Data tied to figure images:
▼

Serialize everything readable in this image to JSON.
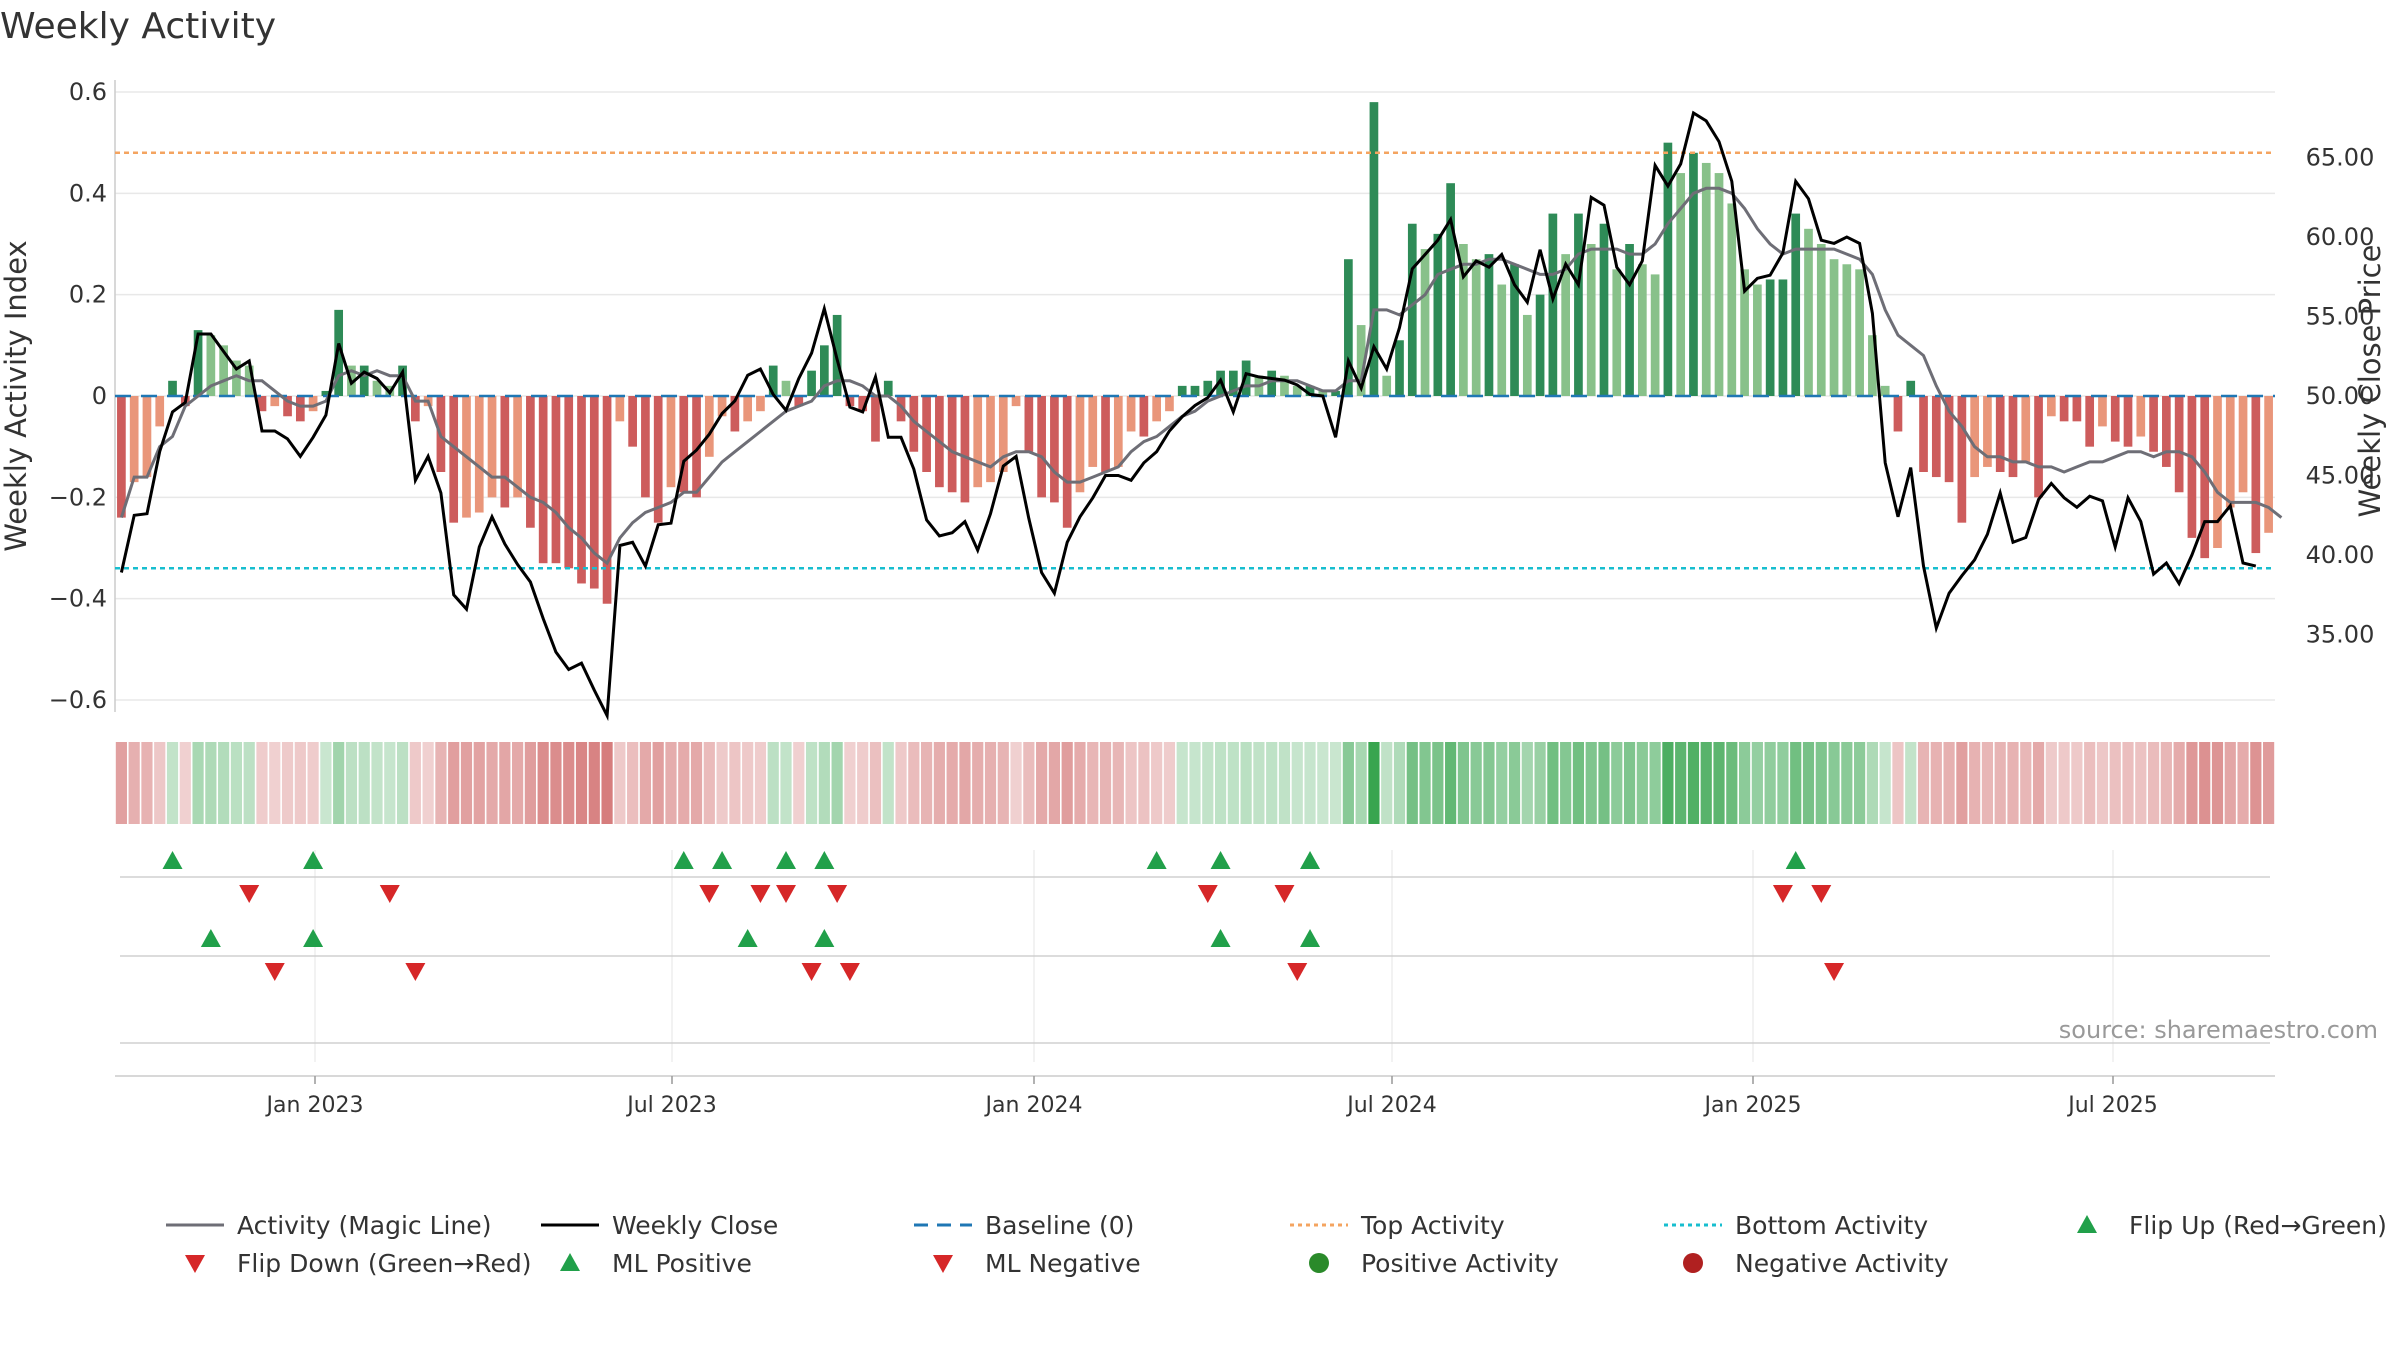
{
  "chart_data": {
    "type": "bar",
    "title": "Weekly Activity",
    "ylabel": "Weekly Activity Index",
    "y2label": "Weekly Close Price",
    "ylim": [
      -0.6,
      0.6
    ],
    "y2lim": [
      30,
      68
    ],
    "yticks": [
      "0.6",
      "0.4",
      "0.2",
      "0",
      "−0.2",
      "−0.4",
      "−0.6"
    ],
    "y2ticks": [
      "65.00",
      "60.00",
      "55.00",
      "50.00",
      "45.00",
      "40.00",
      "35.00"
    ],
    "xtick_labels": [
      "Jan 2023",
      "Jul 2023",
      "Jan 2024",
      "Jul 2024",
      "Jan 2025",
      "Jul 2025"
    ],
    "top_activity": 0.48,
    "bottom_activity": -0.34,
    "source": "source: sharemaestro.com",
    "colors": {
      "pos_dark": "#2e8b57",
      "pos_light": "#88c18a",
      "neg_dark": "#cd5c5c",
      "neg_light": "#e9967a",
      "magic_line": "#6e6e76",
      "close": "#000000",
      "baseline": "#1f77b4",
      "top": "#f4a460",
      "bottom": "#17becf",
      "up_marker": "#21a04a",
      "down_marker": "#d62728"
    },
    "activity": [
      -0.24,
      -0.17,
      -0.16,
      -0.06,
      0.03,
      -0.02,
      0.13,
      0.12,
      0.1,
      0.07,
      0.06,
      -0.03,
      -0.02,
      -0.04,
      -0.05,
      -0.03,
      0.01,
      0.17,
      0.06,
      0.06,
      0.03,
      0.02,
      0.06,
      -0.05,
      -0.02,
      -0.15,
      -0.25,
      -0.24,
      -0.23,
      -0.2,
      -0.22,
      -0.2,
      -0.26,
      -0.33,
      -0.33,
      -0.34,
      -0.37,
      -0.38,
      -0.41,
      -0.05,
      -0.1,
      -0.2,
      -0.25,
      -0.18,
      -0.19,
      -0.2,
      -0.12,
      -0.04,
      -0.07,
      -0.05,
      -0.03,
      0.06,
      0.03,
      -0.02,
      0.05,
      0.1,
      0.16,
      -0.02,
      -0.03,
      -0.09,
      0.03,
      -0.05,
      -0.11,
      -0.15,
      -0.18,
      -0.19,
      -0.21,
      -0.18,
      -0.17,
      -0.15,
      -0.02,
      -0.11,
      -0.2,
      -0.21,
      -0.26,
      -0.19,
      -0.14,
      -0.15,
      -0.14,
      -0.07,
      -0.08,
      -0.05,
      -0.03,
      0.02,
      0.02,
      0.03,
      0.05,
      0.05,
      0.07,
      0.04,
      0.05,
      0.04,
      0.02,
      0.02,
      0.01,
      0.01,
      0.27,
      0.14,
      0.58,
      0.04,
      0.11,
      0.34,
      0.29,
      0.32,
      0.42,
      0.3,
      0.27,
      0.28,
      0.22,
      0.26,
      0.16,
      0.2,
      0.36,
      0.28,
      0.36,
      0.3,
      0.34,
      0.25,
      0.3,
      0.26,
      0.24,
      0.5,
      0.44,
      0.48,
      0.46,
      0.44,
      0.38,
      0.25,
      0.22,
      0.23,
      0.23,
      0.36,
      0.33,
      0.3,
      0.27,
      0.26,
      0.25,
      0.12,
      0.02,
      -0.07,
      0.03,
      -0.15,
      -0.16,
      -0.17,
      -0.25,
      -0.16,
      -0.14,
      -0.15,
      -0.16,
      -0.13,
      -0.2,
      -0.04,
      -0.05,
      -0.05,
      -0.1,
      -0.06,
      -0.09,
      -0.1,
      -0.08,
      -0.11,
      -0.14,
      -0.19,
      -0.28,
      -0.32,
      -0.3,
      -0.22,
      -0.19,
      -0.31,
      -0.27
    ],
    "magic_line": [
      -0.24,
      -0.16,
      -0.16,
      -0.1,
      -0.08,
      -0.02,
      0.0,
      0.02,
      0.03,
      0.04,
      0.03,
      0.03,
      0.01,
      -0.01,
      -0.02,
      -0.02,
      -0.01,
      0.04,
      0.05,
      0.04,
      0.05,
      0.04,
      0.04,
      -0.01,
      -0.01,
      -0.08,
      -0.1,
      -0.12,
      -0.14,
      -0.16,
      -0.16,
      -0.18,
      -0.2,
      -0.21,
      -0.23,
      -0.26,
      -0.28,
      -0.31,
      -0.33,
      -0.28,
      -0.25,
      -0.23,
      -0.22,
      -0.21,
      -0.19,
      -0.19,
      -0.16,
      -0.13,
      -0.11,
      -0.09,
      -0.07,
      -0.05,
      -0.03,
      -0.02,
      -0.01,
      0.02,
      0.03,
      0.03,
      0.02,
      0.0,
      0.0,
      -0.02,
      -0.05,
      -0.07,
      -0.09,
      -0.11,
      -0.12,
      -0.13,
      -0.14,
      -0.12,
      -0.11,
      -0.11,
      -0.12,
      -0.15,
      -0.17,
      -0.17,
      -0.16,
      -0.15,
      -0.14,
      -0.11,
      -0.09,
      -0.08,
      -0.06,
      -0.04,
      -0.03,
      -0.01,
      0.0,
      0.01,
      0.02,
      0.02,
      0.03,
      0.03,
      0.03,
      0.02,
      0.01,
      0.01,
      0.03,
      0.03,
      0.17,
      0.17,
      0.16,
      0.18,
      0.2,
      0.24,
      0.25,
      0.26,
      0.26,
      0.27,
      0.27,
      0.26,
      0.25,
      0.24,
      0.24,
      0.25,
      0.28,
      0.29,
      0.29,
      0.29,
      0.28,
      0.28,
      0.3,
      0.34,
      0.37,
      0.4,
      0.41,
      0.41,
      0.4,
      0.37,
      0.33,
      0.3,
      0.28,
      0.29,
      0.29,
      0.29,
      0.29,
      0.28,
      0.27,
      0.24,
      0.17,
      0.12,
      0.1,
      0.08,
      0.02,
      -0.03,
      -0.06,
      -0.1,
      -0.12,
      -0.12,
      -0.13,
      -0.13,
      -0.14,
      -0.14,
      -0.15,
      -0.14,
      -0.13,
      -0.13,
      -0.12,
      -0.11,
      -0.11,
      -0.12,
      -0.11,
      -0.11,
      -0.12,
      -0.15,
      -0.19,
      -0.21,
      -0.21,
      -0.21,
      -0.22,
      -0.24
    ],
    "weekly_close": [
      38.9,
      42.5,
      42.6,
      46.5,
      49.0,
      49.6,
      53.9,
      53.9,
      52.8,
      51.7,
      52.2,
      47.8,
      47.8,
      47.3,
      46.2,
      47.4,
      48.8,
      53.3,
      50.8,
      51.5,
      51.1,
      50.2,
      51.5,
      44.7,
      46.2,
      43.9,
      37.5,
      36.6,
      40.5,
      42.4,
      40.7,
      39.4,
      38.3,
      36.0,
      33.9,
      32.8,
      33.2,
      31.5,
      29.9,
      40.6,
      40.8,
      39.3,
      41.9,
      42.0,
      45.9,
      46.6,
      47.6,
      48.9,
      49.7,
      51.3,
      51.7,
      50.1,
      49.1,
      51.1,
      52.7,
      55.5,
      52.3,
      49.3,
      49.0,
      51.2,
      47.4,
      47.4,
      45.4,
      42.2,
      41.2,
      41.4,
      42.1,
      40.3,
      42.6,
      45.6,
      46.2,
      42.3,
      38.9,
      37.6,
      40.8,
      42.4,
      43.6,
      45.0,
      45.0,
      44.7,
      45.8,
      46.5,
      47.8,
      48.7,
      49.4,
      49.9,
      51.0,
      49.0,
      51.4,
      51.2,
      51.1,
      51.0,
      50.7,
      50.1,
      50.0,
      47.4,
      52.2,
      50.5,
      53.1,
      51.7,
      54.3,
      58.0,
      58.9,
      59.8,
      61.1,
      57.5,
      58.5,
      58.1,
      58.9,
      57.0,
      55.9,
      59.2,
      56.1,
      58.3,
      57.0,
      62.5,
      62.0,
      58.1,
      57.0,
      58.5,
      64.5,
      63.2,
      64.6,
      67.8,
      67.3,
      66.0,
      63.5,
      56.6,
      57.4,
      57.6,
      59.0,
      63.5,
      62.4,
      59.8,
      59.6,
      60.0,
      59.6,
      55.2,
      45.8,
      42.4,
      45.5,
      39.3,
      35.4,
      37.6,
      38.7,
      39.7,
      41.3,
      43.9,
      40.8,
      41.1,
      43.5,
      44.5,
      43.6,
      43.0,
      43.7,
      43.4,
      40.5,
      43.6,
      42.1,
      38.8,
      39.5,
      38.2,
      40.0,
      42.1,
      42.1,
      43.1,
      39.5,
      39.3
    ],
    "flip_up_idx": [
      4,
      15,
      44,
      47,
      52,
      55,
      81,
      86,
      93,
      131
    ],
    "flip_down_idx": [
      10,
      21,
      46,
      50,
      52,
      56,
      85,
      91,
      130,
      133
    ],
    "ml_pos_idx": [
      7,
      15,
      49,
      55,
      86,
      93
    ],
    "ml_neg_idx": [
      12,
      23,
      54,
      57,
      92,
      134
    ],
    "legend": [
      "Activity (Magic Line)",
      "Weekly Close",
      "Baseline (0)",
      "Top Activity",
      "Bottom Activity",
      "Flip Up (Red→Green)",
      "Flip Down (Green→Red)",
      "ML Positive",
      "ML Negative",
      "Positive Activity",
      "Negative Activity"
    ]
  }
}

▲

Instructions to follow
Report only the number of lines that hold the word "Green".

Task solution
2